Could you copy every line from the material below in which "solid" appears?
++++++++++++++++++++
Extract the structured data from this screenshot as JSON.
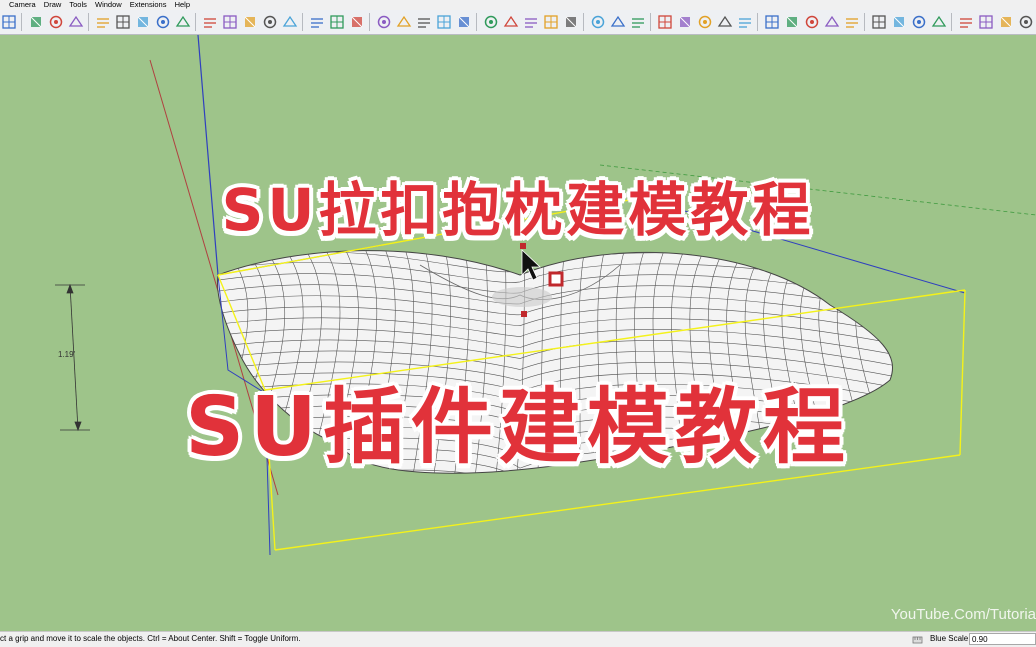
{
  "menu": {
    "items": [
      "Camera",
      "Draw",
      "Tools",
      "Window",
      "Extensions",
      "Help"
    ]
  },
  "toolbar": {
    "icons": [
      "select-icon",
      "top-view-icon",
      "front-view-icon",
      "iso-view-icon",
      "section-plane-icon",
      "section-fill-icon",
      "section-cut-icon",
      "x-ray-icon",
      "back-edges-icon",
      "wireframe-icon",
      "hidden-line-icon",
      "shaded-icon",
      "shaded-texture-icon",
      "monochrome-icon",
      "components-icon",
      "match-photo-icon",
      "warehouse-icon",
      "solid-union-icon",
      "solid-subtract-icon",
      "styles-icon",
      "layers-icon",
      "scenes-icon",
      "paint-icon",
      "eraser-icon",
      "push-pull-icon",
      "move-icon",
      "rotate-icon",
      "scale-icon",
      "follow-me-icon",
      "offset-icon",
      "tape-icon",
      "dimension-icon",
      "protractor-icon",
      "text-icon",
      "axes-icon",
      "orbit-icon",
      "pan-icon",
      "zoom-icon",
      "zoom-extents-icon",
      "walk-icon",
      "look-around-icon",
      "position-camera-icon",
      "previous-view-icon",
      "next-view-icon",
      "add-location-icon",
      "terrain-icon",
      "play-icon",
      "stop-icon",
      "sandbox-icon",
      "smoove-icon"
    ]
  },
  "viewport": {
    "banner_top": "SU拉扣抱枕建模教程",
    "banner_bottom": "SU插件建模教程",
    "dimension_label": "1.19'",
    "watermark": "YouTube.Com/Tutoria"
  },
  "status": {
    "message": "ct a grip and move it to scale the objects. Ctrl = About Center. Shift = Toggle Uniform.",
    "vcb_label": "Blue Scale",
    "vcb_value": "0.90"
  },
  "colors": {
    "background": "#9ec48a",
    "banner_text": "#e1323a",
    "bounding_box": "#f4f21a",
    "axis_blue": "#2f3fbf",
    "axis_red": "#b04040"
  }
}
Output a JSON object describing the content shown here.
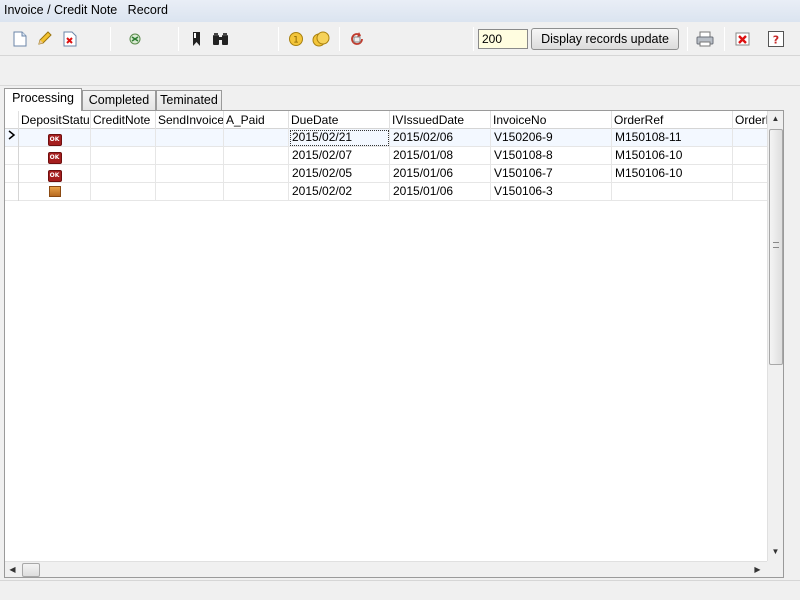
{
  "window": {
    "title": "Invoice / Credit Note   Record"
  },
  "toolbar": {
    "icons": [
      "new-document-icon",
      "edit-pencil-icon",
      "delete-document-icon",
      "excel-export-icon",
      "bookmark-icon",
      "binoculars-icon",
      "coin-icon",
      "coins-icon",
      "refresh-icon",
      "print-icon",
      "close-icon",
      "help-icon"
    ],
    "records_value": "200",
    "update_label": "Display records update"
  },
  "tabs": [
    {
      "label": "Processing",
      "active": true
    },
    {
      "label": "Completed",
      "active": false
    },
    {
      "label": "Teminated",
      "active": false
    }
  ],
  "grid": {
    "columns": [
      "DepositStatus",
      "CreditNote",
      "SendInvoice",
      "A_Paid",
      "DueDate",
      "IVIssuedDate",
      "InvoiceNo",
      "OrderRef",
      "OrderN"
    ],
    "rows": [
      {
        "status_icon": "ok-icon",
        "status_text": "OK",
        "credit_note": "",
        "send_invoice": "",
        "a_paid": "",
        "due_date": "2015/02/21",
        "iv_issued_date": "2015/02/06",
        "invoice_no": "V150206-9",
        "order_ref": "M150108-11",
        "order_n": ""
      },
      {
        "status_icon": "ok-icon",
        "status_text": "OK",
        "credit_note": "",
        "send_invoice": "",
        "a_paid": "",
        "due_date": "2015/02/07",
        "iv_issued_date": "2015/01/08",
        "invoice_no": "V150108-8",
        "order_ref": "M150106-10",
        "order_n": ""
      },
      {
        "status_icon": "ok-icon",
        "status_text": "OK",
        "credit_note": "",
        "send_invoice": "",
        "a_paid": "",
        "due_date": "2015/02/05",
        "iv_issued_date": "2015/01/06",
        "invoice_no": "V150106-7",
        "order_ref": "M150106-10",
        "order_n": ""
      },
      {
        "status_icon": "box-icon",
        "status_text": "",
        "credit_note": "",
        "send_invoice": "",
        "a_paid": "",
        "due_date": "2015/02/02",
        "iv_issued_date": "2015/01/06",
        "invoice_no": "V150106-3",
        "order_ref": "",
        "order_n": ""
      }
    ]
  }
}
++++++++++++++++++++
### Exercise solution
      "solid-union-icon",
      "solid-subtract-icon",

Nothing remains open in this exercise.